Dataset items ::
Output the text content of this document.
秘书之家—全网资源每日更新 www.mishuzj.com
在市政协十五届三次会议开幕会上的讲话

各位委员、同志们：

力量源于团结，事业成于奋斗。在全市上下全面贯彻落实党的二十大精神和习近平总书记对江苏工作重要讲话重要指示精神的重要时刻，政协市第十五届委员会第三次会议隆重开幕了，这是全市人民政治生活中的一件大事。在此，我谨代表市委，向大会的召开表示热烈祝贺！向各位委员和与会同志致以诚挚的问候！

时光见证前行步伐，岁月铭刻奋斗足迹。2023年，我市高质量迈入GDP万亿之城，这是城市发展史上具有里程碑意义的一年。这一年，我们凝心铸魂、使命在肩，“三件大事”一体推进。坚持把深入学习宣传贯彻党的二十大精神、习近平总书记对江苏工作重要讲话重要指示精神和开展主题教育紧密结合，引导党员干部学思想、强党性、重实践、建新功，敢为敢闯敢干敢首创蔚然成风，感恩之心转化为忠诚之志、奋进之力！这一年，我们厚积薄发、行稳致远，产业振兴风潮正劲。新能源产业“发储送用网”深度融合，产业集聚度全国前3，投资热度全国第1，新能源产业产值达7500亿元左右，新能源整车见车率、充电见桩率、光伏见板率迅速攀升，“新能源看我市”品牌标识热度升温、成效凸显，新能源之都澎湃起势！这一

==

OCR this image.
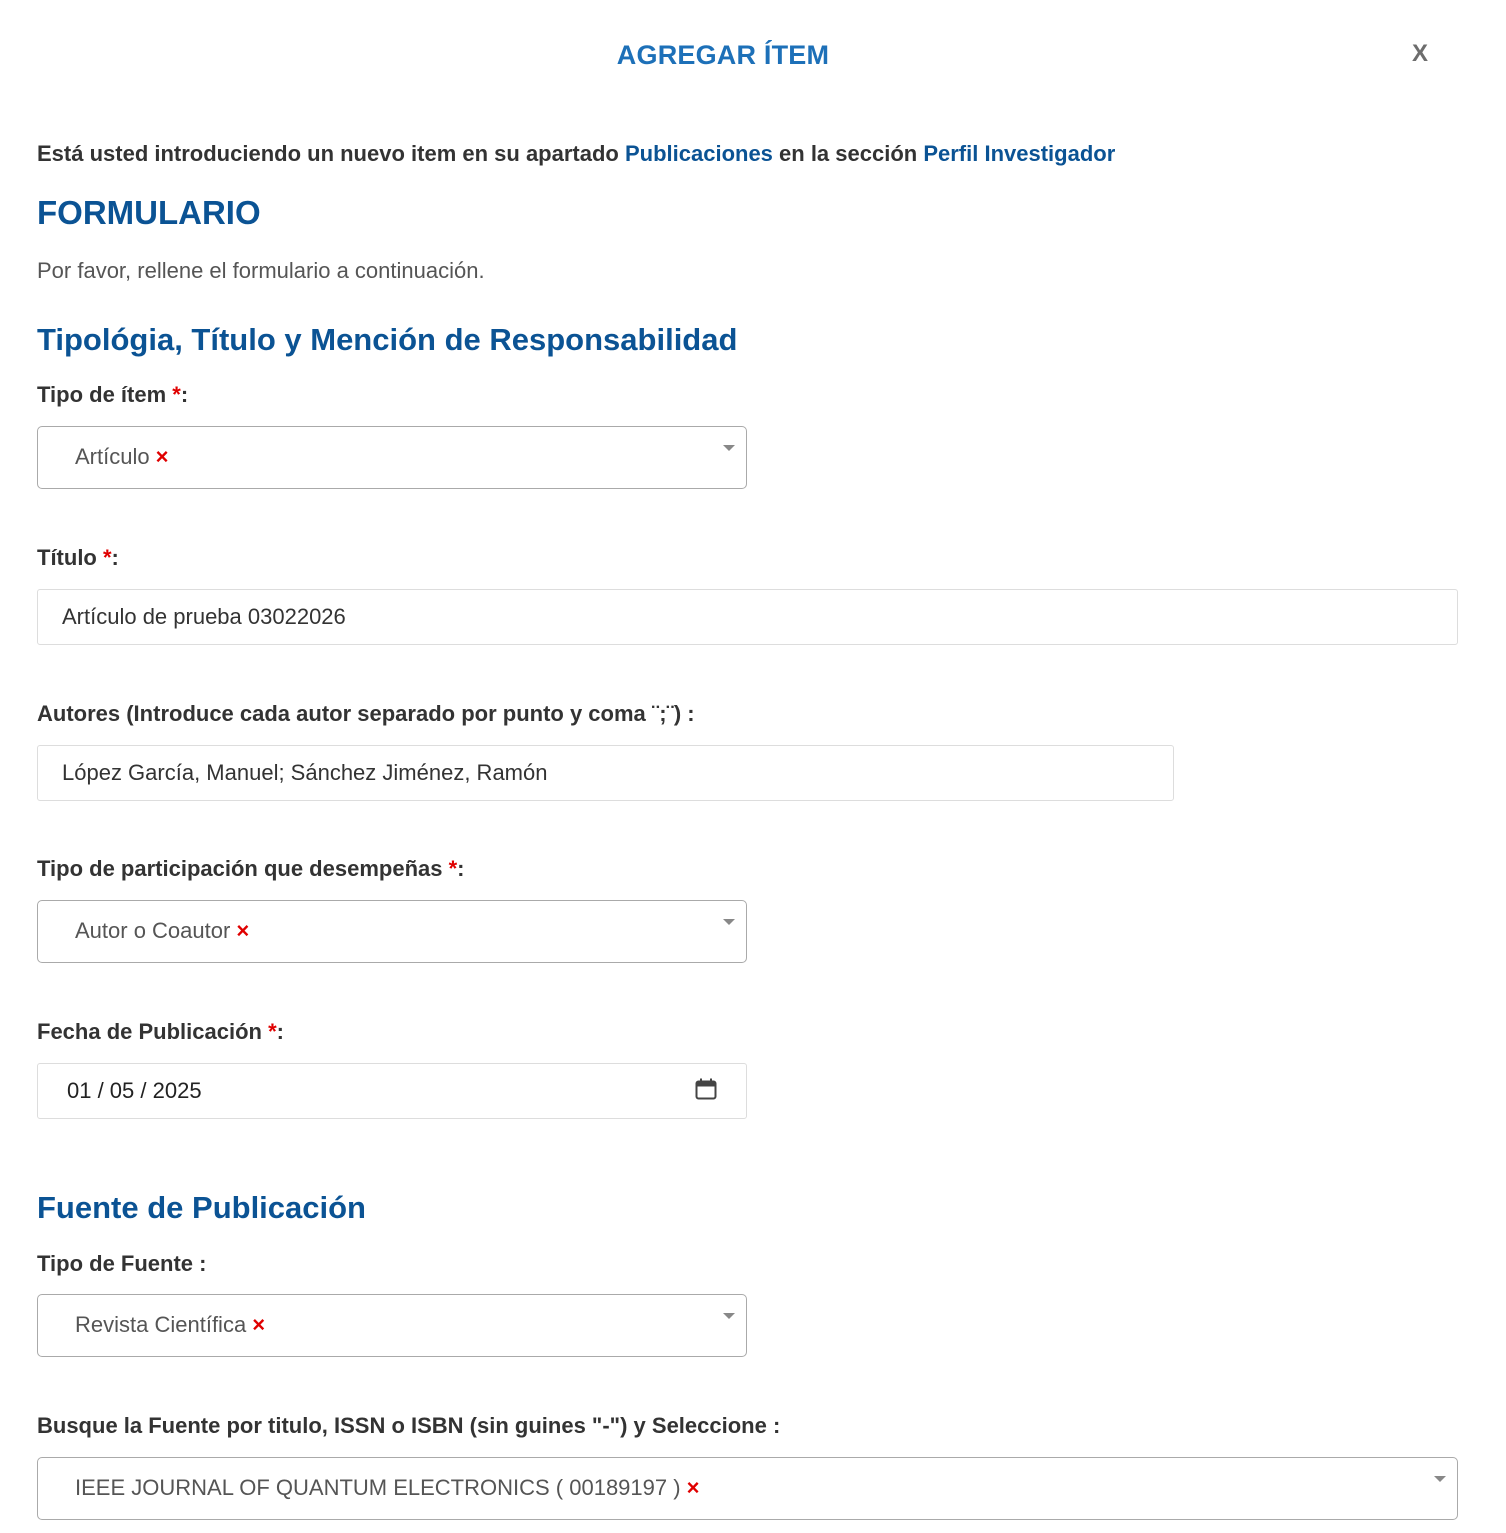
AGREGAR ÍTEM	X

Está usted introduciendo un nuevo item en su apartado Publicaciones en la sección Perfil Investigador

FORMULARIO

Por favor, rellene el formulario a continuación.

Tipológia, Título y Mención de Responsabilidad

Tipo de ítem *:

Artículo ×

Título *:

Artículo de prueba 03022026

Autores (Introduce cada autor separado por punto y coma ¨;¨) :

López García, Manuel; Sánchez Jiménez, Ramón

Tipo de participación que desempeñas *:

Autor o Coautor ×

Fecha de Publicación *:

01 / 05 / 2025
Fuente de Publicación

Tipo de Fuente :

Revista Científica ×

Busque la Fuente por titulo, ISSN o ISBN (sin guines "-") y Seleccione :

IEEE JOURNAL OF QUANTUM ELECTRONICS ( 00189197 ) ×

What to work on :: Above are the records; copy every line in them that holds the word "Fuente".

Result of the task ::
Fuente de Publicación
Tipo de Fuente :
Busque la Fuente por titulo, ISSN o ISBN (sin guines "-") y Seleccione :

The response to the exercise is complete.